→ **SET TASK**: Reproduce all records exactly.

————————

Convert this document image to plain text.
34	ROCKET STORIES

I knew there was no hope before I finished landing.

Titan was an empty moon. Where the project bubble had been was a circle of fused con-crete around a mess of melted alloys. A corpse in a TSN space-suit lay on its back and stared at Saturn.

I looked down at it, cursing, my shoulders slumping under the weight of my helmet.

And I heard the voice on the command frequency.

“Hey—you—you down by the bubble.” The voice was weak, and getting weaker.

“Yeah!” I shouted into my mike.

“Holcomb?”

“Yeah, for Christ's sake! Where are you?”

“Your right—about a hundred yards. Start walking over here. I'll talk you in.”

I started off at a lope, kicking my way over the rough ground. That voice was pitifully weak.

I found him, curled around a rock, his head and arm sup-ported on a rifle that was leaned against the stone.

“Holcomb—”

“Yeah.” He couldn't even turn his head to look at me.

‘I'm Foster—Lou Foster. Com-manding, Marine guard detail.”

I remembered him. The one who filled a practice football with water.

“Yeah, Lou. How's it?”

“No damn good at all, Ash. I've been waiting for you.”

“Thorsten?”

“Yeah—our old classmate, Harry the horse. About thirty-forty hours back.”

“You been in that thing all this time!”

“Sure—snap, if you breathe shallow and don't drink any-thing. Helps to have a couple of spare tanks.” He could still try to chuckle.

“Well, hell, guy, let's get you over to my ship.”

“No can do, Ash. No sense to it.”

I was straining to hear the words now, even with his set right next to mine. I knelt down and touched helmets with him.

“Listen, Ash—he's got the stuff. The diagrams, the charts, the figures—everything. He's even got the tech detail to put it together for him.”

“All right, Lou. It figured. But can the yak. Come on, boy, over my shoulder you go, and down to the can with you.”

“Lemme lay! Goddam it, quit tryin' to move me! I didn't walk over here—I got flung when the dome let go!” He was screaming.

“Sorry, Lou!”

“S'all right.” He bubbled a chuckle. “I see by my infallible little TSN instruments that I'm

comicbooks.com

————————

→ **THE RESPONSE**:
Convert this document image to plain text.
34	ROCKET STORIES

I knew there was no hope before I finished landing.

Titan was an empty moon. Where the project bubble had been was a circle of fused con-crete around a mess of melted alloys. A corpse in a TSN space-suit lay on its back and stared at Saturn.

I looked down at it, cursing, my shoulders slumping under the weight of my helmet.

And I heard the voice on the command frequency.

“Hey—you—you down by the bubble.” The voice was weak, and getting weaker.

“Yeah!” I shouted into my mike.

“Holcomb?”

“Yeah, for Christ's sake! Where are you?”

“Your right—about a hundred yards. Start walking over here. I'll talk you in.”

I started off at a lope, kicking my way over the rough ground. That voice was pitifully weak.

I found him, curled around a rock, his head and arm sup-ported on a rifle that was leaned against the stone.

“Holcomb—”

“Yeah.” He couldn't even turn his head to look at me.

‘I'm Foster—Lou Foster. Com-manding, Marine guard detail.”

I remembered him. The one who filled a practice football with water.

“Yeah, Lou. How's it?”

“No damn good at all, Ash. I've been waiting for you.”

“Thorsten?”

“Yeah—our old classmate, Harry the horse. About thirty-forty hours back.”

“You been in that thing all this time!”

“Sure—snap, if you breathe shallow and don't drink any-thing. Helps to have a couple of spare tanks.” He could still try to chuckle.

“Well, hell, guy, let's get you over to my ship.”

“No can do, Ash. No sense to it.”

I was straining to hear the words now, even with his set right next to mine. I knelt down and touched helmets with him.

“Listen, Ash—he's got the stuff. The diagrams, the charts, the figures—everything. He's even got the tech detail to put it together for him.”

“All right, Lou. It figured. But can the yak. Come on, boy, over my shoulder you go, and down to the can with you.”

“Lemme lay! Goddam it, quit tryin' to move me! I didn't walk over here—I got flung when the dome let go!” He was screaming.

“Sorry, Lou!”

“S'all right.” He bubbled a chuckle. “I see by my infallible little TSN instruments that I'm

comicbooks.com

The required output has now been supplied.